PROMPT: Report only how many lines of the entries below contain the string "alternative".

RAW DATA:
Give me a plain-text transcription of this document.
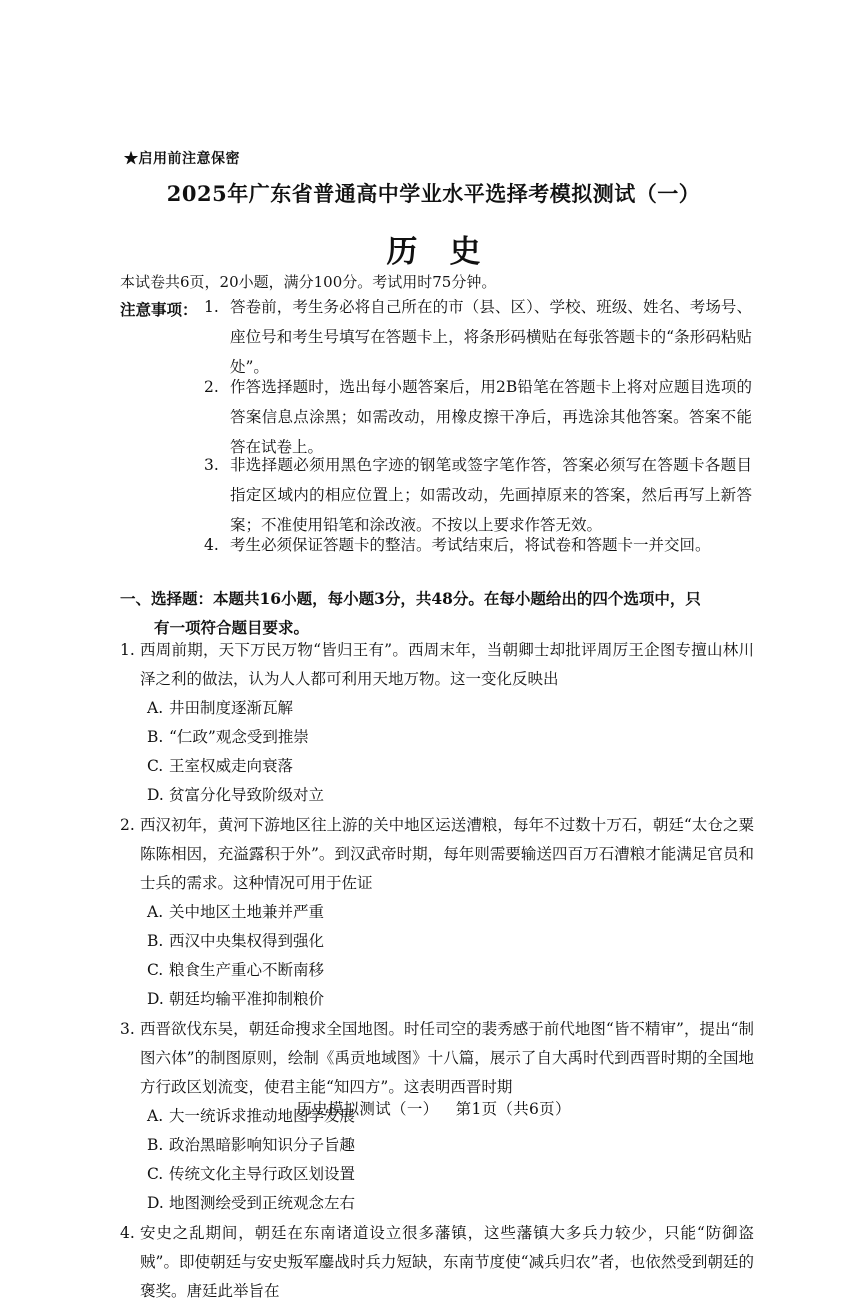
★启用前注意保密
2025年广东省普通高中学业水平选择考模拟测试（一）
历史
本试卷共6页，20小题，满分100分。考试用时75分钟。
注意事项： 1. 答卷前，考生务必将自己所在的市（县、区）、学校、班级、姓名、考场号、座位号和考生号填写在答题卡上，将条形码横贴在每张答题卡的“条形码粘贴处”。
2. 作答选择题时，选出每小题答案后，用2B铅笔在答题卡上将对应题目选项的答案信息点涂黑；如需改动，用橡皮擦干净后，再选涂其他答案。答案不能答在试卷上。
3. 非选择题必须用黑色字迹的钢笔或签字笔作答，答案必须写在答题卡各题目指定区域内的相应位置上；如需改动，先画掉原来的答案，然后再写上新答案；不准使用铅笔和涂改液。不按以上要求作答无效。
4. 考生必须保证答题卡的整洁。考试结束后，将试卷和答题卡一并交回。
一、选择题：本题共16小题，每小题3分，共48分。在每小题给出的四个选项中，只
有一项符合题目要求。
1. 西周前期，天下万民万物“皆归王有”。西周末年，当朝卿士却批评周厉王企图专擅山林川泽之利的做法，认为人人都可利用天地万物。这一变化反映出
A. 井田制度逐渐瓦解
B. “仁政”观念受到推崇
C. 王室权威走向衰落
D. 贫富分化导致阶级对立
2. 西汉初年，黄河下游地区往上游的关中地区运送漕粮，每年不过数十万石，朝廷“太仓之粟陈陈相因，充溢露积于外”。到汉武帝时期，每年则需要输送四百万石漕粮才能满足官员和士兵的需求。这种情况可用于佐证
A. 关中地区土地兼并严重
B. 西汉中央集权得到强化
C. 粮食生产重心不断南移
D. 朝廷均输平准抑制粮价
3. 西晋欲伐东吴，朝廷命搜求全国地图。时任司空的裴秀感于前代地图“皆不精审”，提出“制图六体”的制图原则，绘制《禹贡地域图》十八篇，展示了自大禹时代到西晋时期的全国地方行政区划流变，使君主能“知四方”。这表明西晋时期
A. 大一统诉求推动地图学发展
B. 政治黑暗影响知识分子旨趣
C. 传统文化主导行政区划设置
D. 地图测绘受到正统观念左右
4. 安史之乱期间，朝廷在东南诸道设立很多藩镇，这些藩镇大多兵力较少，只能“防御盗贼”。即使朝廷与安史叛军鏖战时兵力短缺，东南节度使“减兵归农”者，也依然受到朝廷的褒奖。唐廷此举旨在
历史模拟测试（一） 第1页（共6页）
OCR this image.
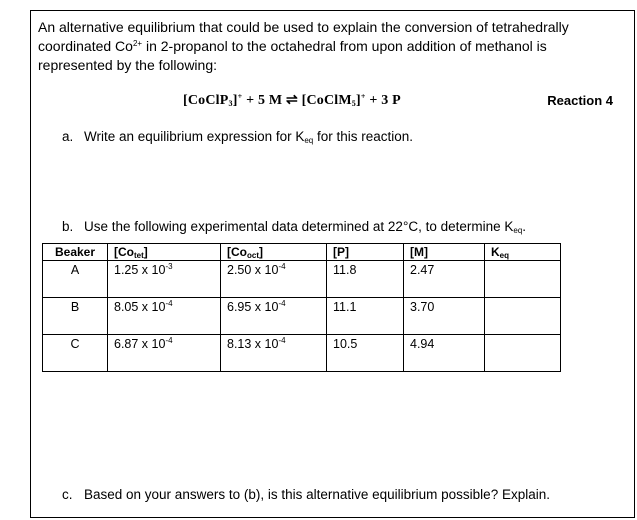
An alternative equilibrium that could be used to explain the conversion of tetrahedrally coordinated $Co^{2+}$ in 2-propanol to the octahedral from upon addition of methanol is represented by the following:
[CoClP$_3$]+ + 5 M ⇌ [CoClM$_5$]+ + 3 P	Reaction 4
a. Write an equilibrium expression for $K_{eq}$ for this reaction.
b. Use the following experimental data determined at 22°C, to determine $K_{eq}$.
Beaker	$[Co_{tet}]$	$[Co_{oct}]$	[P]	[M]	$K_{eq}$
A	1.25 x $10^{-3}$	2.50 x $10^{-4}$	11.8	2.47	
B	8.05 x $10^{-4}$	6.95 x $10^{-4}$	11.1	3.70	
C	6.87 x $10^{-4}$	8.13 x $10^{-4}$	10.5	4.94	
c. Based on your answers to (b), is this alternative equilibrium possible? Explain.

PROBLEM SOLUTION: 2